What is expected:
Collect each line of the entries that holds the string "Wetterová".

START Supplied information

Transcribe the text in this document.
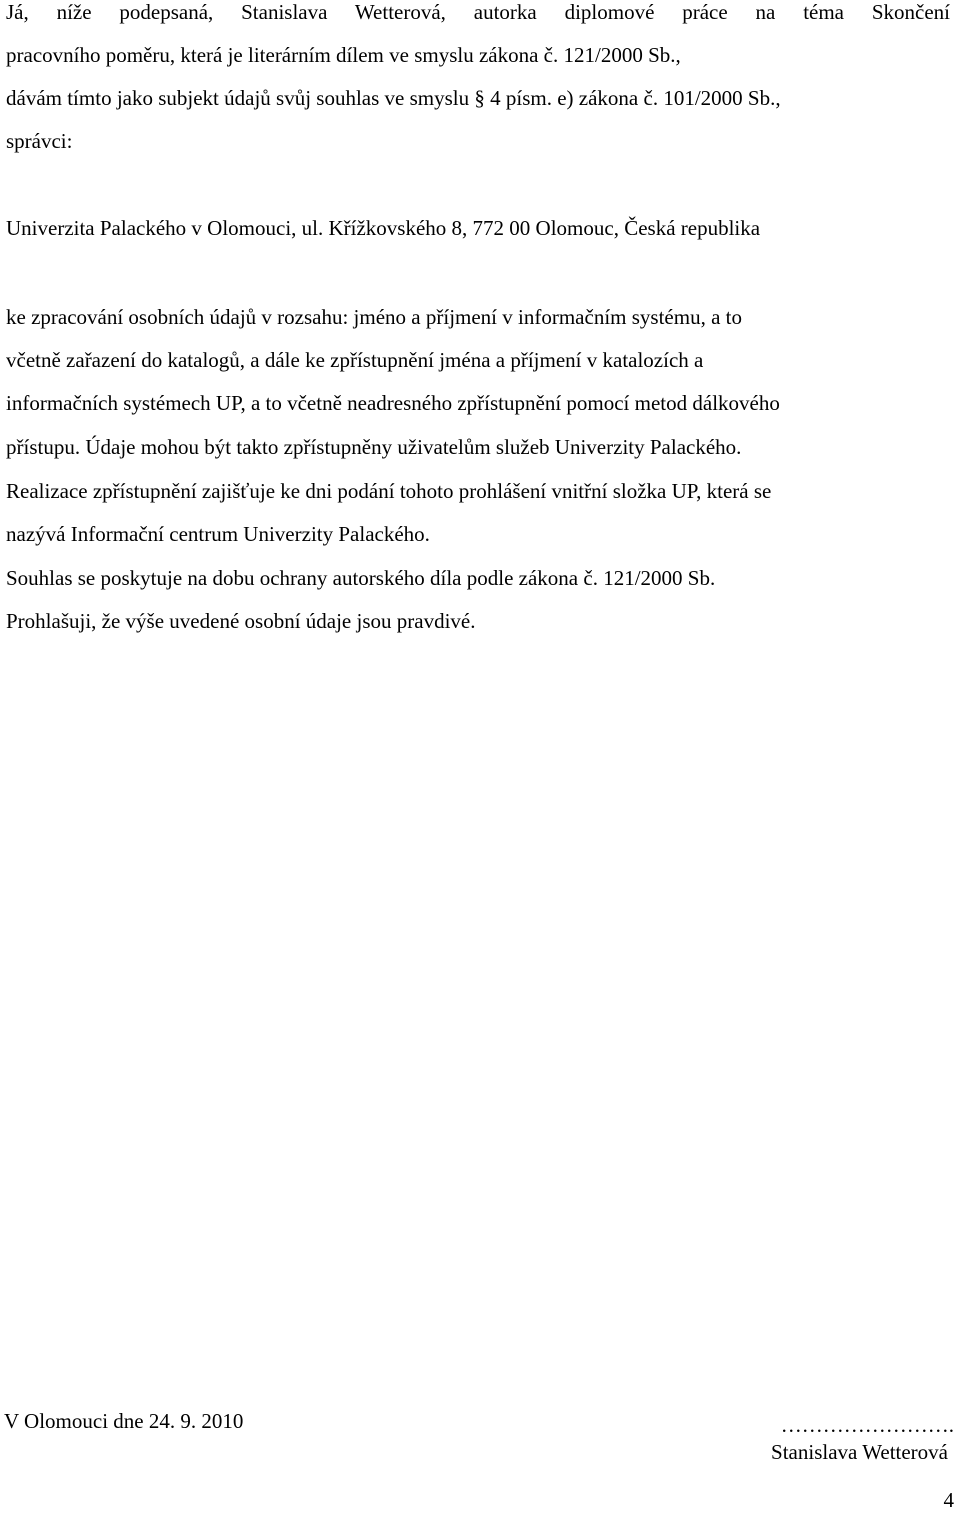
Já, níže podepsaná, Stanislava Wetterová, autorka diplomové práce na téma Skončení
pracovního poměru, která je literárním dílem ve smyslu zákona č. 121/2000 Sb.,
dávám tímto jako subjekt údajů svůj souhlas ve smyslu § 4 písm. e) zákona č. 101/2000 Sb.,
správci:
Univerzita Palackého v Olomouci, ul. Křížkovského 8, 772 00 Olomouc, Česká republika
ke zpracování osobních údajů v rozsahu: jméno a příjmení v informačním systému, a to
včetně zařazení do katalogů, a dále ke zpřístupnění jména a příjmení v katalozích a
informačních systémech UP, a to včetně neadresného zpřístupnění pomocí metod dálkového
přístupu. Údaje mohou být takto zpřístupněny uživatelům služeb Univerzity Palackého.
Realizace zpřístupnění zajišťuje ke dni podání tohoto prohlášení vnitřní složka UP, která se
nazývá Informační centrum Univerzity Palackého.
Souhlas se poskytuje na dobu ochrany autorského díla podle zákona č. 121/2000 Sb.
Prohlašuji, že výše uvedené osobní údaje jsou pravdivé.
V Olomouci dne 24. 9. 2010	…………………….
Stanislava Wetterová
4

END Supplied information
START Supplied information

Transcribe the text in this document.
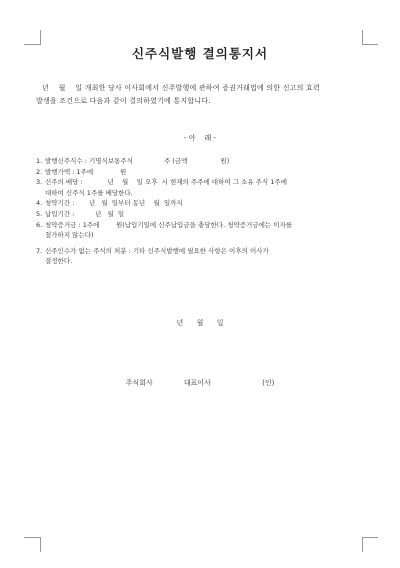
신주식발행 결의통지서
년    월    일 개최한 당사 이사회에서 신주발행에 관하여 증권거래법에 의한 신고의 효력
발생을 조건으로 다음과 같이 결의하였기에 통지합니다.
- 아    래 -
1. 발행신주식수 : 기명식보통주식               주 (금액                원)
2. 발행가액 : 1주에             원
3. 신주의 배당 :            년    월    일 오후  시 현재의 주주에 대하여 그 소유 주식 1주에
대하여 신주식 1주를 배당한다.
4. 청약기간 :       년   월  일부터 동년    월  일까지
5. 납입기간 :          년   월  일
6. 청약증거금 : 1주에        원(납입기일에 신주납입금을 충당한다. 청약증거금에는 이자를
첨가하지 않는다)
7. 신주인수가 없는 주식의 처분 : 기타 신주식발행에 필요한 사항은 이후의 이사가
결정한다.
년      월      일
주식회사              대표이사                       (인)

END Supplied information

Exercise answer:
Já, níže podepsaná, Stanislava Wetterová, autorka diplomové práce na téma Skončení
Stanislava Wetterová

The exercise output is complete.